What you will do => Pick out each line in these entries that contains the string "FOLLOW".
....
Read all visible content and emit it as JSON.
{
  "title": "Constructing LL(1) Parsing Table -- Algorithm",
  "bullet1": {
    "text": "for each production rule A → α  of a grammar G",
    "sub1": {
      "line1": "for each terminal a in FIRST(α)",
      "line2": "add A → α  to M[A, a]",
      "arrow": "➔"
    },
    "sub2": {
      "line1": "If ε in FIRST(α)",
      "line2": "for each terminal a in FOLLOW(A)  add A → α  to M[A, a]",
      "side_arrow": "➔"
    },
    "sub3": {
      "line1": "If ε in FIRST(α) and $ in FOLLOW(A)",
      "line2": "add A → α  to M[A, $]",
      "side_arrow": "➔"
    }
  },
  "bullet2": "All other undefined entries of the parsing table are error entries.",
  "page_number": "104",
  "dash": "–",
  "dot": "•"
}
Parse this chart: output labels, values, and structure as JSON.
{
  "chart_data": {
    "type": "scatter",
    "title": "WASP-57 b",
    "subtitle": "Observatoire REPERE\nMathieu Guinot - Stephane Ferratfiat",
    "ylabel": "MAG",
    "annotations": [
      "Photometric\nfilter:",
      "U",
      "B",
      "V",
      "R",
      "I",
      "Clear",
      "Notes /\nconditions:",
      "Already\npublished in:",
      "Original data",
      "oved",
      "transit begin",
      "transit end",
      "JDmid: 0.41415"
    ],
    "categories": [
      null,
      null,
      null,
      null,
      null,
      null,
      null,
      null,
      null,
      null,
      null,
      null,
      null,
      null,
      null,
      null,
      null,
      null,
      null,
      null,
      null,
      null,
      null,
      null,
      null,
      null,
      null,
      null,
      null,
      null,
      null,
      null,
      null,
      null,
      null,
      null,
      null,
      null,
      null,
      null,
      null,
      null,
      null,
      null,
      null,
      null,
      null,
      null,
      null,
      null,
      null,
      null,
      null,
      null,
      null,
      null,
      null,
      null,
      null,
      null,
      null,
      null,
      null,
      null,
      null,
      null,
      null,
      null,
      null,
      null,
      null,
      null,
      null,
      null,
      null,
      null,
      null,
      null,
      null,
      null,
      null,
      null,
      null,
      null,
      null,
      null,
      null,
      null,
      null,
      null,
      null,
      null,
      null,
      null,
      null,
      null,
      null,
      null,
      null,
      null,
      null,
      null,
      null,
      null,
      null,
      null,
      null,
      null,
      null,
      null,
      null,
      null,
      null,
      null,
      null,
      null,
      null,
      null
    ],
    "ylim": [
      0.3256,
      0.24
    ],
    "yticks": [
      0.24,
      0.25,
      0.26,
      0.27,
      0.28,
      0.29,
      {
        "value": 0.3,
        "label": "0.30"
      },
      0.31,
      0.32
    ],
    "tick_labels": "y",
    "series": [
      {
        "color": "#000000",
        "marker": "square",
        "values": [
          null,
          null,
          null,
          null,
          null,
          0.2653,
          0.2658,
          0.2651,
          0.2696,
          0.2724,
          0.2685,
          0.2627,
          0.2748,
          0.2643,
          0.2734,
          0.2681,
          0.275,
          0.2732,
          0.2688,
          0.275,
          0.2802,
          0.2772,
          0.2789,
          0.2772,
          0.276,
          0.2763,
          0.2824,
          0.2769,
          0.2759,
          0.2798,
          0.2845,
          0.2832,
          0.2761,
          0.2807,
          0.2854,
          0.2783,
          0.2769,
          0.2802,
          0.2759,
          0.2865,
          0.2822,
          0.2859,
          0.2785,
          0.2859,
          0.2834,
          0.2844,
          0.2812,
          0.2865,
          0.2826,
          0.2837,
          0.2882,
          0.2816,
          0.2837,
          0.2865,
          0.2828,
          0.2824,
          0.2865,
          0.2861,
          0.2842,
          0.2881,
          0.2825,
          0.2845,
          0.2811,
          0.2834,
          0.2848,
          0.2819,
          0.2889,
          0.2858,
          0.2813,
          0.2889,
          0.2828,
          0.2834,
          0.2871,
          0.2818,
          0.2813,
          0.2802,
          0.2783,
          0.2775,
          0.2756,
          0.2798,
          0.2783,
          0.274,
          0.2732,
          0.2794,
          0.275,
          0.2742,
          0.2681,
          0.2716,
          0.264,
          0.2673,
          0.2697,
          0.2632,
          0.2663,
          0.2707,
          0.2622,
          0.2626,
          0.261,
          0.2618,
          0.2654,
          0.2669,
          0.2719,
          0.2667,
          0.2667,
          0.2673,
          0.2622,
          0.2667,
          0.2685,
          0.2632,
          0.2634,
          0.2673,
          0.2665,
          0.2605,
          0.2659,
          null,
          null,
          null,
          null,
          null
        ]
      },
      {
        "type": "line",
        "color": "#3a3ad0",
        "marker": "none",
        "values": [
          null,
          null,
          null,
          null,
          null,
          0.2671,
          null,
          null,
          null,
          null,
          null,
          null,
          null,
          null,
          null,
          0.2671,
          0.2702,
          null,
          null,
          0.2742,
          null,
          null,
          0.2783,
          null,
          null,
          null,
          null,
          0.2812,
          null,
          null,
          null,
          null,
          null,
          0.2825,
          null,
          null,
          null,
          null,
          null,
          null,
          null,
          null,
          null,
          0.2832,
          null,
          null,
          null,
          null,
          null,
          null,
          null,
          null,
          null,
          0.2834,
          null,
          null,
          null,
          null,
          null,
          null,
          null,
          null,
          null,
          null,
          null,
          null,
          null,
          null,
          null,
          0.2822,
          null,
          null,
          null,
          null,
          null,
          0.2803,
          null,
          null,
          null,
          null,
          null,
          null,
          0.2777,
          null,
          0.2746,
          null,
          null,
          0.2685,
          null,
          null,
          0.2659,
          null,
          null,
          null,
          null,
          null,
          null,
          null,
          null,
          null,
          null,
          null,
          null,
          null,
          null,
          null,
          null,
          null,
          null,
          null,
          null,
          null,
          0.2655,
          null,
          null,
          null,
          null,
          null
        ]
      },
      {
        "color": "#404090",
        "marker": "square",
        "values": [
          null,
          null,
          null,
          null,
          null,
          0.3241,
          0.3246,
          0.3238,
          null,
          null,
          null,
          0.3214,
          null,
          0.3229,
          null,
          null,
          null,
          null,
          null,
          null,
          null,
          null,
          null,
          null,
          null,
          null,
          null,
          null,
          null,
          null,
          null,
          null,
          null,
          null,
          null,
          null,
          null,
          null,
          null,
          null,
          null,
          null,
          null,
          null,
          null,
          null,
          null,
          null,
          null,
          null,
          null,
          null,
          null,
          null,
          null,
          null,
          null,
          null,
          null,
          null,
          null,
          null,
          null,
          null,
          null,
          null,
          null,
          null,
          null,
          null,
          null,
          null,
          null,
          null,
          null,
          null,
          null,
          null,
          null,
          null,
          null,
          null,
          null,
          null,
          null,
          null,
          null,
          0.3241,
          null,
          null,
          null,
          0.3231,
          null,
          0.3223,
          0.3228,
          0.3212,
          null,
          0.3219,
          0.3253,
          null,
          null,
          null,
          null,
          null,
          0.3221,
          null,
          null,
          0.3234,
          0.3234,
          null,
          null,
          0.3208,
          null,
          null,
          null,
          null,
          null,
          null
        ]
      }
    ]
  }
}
....
Answer =>
      "line2": "for each terminal a in FOLLOW(A)  add A → α  to M[A, a]",
      "line1": "If ε in FIRST(α) and $ in FOLLOW(A)",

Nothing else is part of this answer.